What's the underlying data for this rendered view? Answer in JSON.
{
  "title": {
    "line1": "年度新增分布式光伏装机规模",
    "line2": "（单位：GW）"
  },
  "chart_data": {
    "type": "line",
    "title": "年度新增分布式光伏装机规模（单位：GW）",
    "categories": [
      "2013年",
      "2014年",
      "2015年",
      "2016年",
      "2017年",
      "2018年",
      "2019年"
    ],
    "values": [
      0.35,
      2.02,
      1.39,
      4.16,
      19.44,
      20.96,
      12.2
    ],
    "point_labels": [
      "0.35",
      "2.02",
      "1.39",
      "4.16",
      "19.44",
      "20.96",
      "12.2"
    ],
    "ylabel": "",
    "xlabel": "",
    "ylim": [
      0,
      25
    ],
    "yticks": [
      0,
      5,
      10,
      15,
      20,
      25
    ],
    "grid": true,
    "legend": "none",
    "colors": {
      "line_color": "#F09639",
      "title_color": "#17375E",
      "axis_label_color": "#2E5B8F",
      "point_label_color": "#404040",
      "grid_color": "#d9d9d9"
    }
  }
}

**What you will do**
Copy every record exactly, with nothing added or dropped.

**Output**
What's the underlying data for this rendered view? Answer in JSON.
{
  "title": {
    "line1": "年度新增分布式光伏装机规模",
    "line2": "（单位：GW）"
  },
  "chart_data": {
    "type": "line",
    "title": "年度新增分布式光伏装机规模（单位：GW）",
    "categories": [
      "2013年",
      "2014年",
      "2015年",
      "2016年",
      "2017年",
      "2018年",
      "2019年"
    ],
    "values": [
      0.35,
      2.02,
      1.39,
      4.16,
      19.44,
      20.96,
      12.2
    ],
    "point_labels": [
      "0.35",
      "2.02",
      "1.39",
      "4.16",
      "19.44",
      "20.96",
      "12.2"
    ],
    "ylabel": "",
    "xlabel": "",
    "ylim": [
      0,
      25
    ],
    "yticks": [
      0,
      5,
      10,
      15,
      20,
      25
    ],
    "grid": true,
    "legend": "none",
    "colors": {
      "line_color": "#F09639",
      "title_color": "#17375E",
      "axis_label_color": "#2E5B8F",
      "point_label_color": "#404040",
      "grid_color": "#d9d9d9"
    }
  }
}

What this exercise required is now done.